#### What is asked:
Output the material below in its entirety, exactly as given.

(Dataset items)
------------------------------------------------------------------------

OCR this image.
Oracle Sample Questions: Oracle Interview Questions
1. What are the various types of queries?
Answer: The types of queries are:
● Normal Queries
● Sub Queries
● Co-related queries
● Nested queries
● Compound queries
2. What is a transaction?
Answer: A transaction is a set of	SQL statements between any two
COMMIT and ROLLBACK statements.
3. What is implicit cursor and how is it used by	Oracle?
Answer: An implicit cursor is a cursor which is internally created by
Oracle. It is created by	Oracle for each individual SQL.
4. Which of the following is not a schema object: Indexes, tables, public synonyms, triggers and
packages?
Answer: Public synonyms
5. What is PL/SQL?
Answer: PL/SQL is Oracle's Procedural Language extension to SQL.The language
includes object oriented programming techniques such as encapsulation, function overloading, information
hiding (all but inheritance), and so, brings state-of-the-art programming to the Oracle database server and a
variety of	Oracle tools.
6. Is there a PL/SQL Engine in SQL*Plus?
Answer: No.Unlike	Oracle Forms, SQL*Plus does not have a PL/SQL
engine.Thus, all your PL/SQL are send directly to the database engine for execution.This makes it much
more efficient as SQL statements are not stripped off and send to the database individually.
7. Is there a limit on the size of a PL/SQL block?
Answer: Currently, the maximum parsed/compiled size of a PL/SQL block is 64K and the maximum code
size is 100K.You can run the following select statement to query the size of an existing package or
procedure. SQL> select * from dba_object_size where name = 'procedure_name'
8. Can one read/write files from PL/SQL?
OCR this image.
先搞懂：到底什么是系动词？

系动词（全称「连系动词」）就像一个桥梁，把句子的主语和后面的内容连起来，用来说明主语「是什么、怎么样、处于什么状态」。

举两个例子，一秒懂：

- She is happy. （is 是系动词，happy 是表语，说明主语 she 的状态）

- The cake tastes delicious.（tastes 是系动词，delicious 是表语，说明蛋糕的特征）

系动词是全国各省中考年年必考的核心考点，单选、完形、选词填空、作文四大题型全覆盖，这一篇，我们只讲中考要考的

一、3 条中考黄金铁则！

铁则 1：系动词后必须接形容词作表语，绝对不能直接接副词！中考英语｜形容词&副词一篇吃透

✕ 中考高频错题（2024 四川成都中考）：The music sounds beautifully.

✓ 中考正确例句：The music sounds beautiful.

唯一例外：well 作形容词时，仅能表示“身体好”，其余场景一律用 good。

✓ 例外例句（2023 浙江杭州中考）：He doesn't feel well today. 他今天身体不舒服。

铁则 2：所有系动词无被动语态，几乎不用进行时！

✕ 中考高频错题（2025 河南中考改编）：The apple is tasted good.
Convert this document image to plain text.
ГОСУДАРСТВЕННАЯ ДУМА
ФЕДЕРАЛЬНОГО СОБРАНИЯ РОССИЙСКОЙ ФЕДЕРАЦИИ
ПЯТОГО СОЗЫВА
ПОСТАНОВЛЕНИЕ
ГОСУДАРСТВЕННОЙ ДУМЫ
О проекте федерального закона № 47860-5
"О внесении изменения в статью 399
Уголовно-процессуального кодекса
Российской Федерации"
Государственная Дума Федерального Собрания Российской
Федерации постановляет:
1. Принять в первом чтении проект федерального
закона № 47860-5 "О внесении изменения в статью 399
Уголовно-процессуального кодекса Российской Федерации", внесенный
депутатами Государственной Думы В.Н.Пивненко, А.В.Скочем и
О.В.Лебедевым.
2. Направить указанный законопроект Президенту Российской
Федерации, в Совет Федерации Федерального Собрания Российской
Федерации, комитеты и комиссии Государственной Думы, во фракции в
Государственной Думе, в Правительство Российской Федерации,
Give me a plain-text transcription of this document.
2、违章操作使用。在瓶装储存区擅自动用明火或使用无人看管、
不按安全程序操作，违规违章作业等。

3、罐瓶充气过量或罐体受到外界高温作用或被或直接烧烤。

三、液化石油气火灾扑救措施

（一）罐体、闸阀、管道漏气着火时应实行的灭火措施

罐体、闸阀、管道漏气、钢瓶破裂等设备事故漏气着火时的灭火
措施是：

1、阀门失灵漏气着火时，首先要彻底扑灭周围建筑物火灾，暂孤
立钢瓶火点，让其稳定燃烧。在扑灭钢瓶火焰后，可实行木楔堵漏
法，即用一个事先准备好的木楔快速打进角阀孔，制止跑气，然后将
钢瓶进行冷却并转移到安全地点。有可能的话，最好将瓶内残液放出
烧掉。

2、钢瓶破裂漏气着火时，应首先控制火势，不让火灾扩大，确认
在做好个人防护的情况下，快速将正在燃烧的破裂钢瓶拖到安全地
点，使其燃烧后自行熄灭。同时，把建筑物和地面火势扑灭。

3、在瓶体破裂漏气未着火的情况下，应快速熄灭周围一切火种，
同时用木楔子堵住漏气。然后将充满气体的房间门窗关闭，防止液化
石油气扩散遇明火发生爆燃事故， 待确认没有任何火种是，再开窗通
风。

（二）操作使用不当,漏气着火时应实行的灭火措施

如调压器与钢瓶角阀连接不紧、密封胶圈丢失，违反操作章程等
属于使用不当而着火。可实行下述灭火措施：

------------------------------------------------------------------------

#### Answer:
OCR this image.
Oracle Sample Questions: Oracle Interview Questions
1. What are the various types of queries?
Answer: The types of queries are:
● Normal Queries
● Sub Queries
● Co-related queries
● Nested queries
● Compound queries
2. What is a transaction?
Answer: A transaction is a set of	SQL statements between any two
COMMIT and ROLLBACK statements.
3. What is implicit cursor and how is it used by	Oracle?
Answer: An implicit cursor is a cursor which is internally created by
Oracle. It is created by	Oracle for each individual SQL.
4. Which of the following is not a schema object: Indexes, tables, public synonyms, triggers and
packages?
Answer: Public synonyms
5. What is PL/SQL?
Answer: PL/SQL is Oracle's Procedural Language extension to SQL.The language
includes object oriented programming techniques such as encapsulation, function overloading, information
hiding (all but inheritance), and so, brings state-of-the-art programming to the Oracle database server and a
variety of	Oracle tools.
6. Is there a PL/SQL Engine in SQL*Plus?
Answer: No.Unlike	Oracle Forms, SQL*Plus does not have a PL/SQL
engine.Thus, all your PL/SQL are send directly to the database engine for execution.This makes it much
more efficient as SQL statements are not stripped off and send to the database individually.
7. Is there a limit on the size of a PL/SQL block?
Answer: Currently, the maximum parsed/compiled size of a PL/SQL block is 64K and the maximum code
size is 100K.You can run the following select statement to query the size of an existing package or
procedure. SQL> select * from dba_object_size where name = 'procedure_name'
8. Can one read/write files from PL/SQL?
OCR this image.
先搞懂：到底什么是系动词？

系动词（全称「连系动词」）就像一个桥梁，把句子的主语和后面的内容连起来，用来说明主语「是什么、怎么样、处于什么状态」。

举两个例子，一秒懂：

- She is happy. （is 是系动词，happy 是表语，说明主语 she 的状态）

- The cake tastes delicious.（tastes 是系动词，delicious 是表语，说明蛋糕的特征）

系动词是全国各省中考年年必考的核心考点，单选、完形、选词填空、作文四大题型全覆盖，这一篇，我们只讲中考要考的

一、3 条中考黄金铁则！

铁则 1：系动词后必须接形容词作表语，绝对不能直接接副词！中考英语｜形容词&副词一篇吃透

✕ 中考高频错题（2024 四川成都中考）：The music sounds beautifully.

✓ 中考正确例句：The music sounds beautiful.

唯一例外：well 作形容词时，仅能表示“身体好”，其余场景一律用 good。

✓ 例外例句（2023 浙江杭州中考）：He doesn't feel well today. 他今天身体不舒服。

铁则 2：所有系动词无被动语态，几乎不用进行时！

✕ 中考高频错题（2025 河南中考改编）：The apple is tasted good.
Convert this document image to plain text.
ГОСУДАРСТВЕННАЯ ДУМА
ФЕДЕРАЛЬНОГО СОБРАНИЯ РОССИЙСКОЙ ФЕДЕРАЦИИ
ПЯТОГО СОЗЫВА
ПОСТАНОВЛЕНИЕ
ГОСУДАРСТВЕННОЙ ДУМЫ
О проекте федерального закона № 47860-5
"О внесении изменения в статью 399
Уголовно-процессуального кодекса
Российской Федерации"
Государственная Дума Федерального Собрания Российской
Федерации постановляет:
1. Принять в первом чтении проект федерального
закона № 47860-5 "О внесении изменения в статью 399
Уголовно-процессуального кодекса Российской Федерации", внесенный
депутатами Государственной Думы В.Н.Пивненко, А.В.Скочем и
О.В.Лебедевым.
2. Направить указанный законопроект Президенту Российской
Федерации, в Совет Федерации Федерального Собрания Российской
Федерации, комитеты и комиссии Государственной Думы, во фракции в
Государственной Думе, в Правительство Российской Федерации,
Give me a plain-text transcription of this document.
2、违章操作使用。在瓶装储存区擅自动用明火或使用无人看管、
不按安全程序操作，违规违章作业等。

3、罐瓶充气过量或罐体受到外界高温作用或被或直接烧烤。

三、液化石油气火灾扑救措施

（一）罐体、闸阀、管道漏气着火时应实行的灭火措施

罐体、闸阀、管道漏气、钢瓶破裂等设备事故漏气着火时的灭火
措施是：

1、阀门失灵漏气着火时，首先要彻底扑灭周围建筑物火灾，暂孤
立钢瓶火点，让其稳定燃烧。在扑灭钢瓶火焰后，可实行木楔堵漏
法，即用一个事先准备好的木楔快速打进角阀孔，制止跑气，然后将
钢瓶进行冷却并转移到安全地点。有可能的话，最好将瓶内残液放出
烧掉。

2、钢瓶破裂漏气着火时，应首先控制火势，不让火灾扩大，确认
在做好个人防护的情况下，快速将正在燃烧的破裂钢瓶拖到安全地
点，使其燃烧后自行熄灭。同时，把建筑物和地面火势扑灭。

3、在瓶体破裂漏气未着火的情况下，应快速熄灭周围一切火种，
同时用木楔子堵住漏气。然后将充满气体的房间门窗关闭，防止液化
石油气扩散遇明火发生爆燃事故， 待确认没有任何火种是，再开窗通
风。

（二）操作使用不当,漏气着火时应实行的灭火措施

如调压器与钢瓶角阀连接不紧、密封胶圈丢失，违反操作章程等
属于使用不当而着火。可实行下述灭火措施：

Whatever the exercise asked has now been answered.